[TO DO] Transcribe the entries that follow exactly as they appear, minus pictures.

**********

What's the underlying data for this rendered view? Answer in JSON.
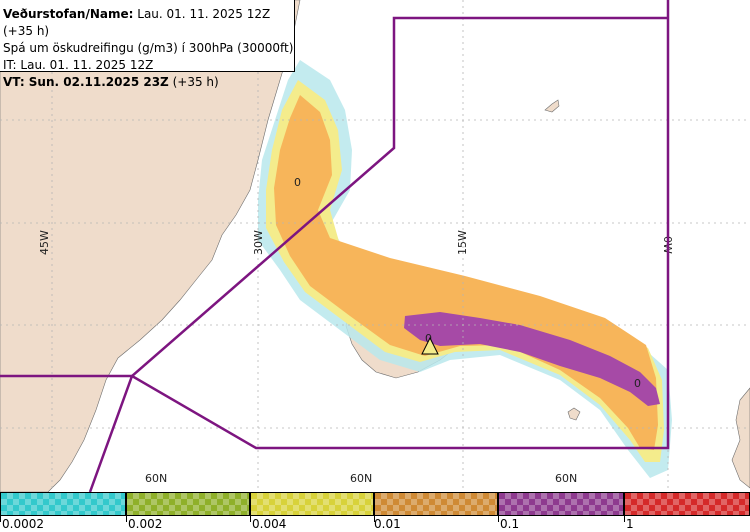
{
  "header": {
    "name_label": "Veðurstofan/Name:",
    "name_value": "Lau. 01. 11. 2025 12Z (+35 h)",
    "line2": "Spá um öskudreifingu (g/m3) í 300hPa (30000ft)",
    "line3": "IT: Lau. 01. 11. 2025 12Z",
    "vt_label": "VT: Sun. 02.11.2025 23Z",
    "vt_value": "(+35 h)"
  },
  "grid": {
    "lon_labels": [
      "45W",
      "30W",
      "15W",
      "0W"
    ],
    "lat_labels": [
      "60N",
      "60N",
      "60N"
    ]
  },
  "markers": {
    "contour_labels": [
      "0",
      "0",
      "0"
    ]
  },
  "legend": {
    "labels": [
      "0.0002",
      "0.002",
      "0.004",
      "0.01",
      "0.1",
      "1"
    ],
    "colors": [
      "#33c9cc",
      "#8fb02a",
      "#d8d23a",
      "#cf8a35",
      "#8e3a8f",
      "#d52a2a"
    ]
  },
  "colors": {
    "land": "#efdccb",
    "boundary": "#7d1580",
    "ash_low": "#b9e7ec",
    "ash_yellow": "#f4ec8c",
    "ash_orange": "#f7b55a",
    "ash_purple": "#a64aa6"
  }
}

**********

[PROBLEM SOLUTION]
What's the underlying data for this rendered view? Answer in JSON.
{
  "header": {
    "name_label": "Veðurstofan/Name:",
    "name_value": "Lau. 01. 11. 2025 12Z (+35 h)",
    "line2": "Spá um öskudreifingu (g/m3) í 300hPa (30000ft)",
    "line3": "IT: Lau. 01. 11. 2025 12Z",
    "vt_label": "VT: Sun. 02.11.2025 23Z",
    "vt_value": "(+35 h)"
  },
  "grid": {
    "lon_labels": [
      "45W",
      "30W",
      "15W",
      "0W"
    ],
    "lat_labels": [
      "60N",
      "60N",
      "60N"
    ]
  },
  "markers": {
    "contour_labels": [
      "0",
      "0",
      "0"
    ]
  },
  "legend": {
    "labels": [
      "0.0002",
      "0.002",
      "0.004",
      "0.01",
      "0.1",
      "1"
    ],
    "colors": [
      "#33c9cc",
      "#8fb02a",
      "#d8d23a",
      "#cf8a35",
      "#8e3a8f",
      "#d52a2a"
    ]
  },
  "colors": {
    "land": "#efdccb",
    "boundary": "#7d1580",
    "ash_low": "#b9e7ec",
    "ash_yellow": "#f4ec8c",
    "ash_orange": "#f7b55a",
    "ash_purple": "#a64aa6"
  }
}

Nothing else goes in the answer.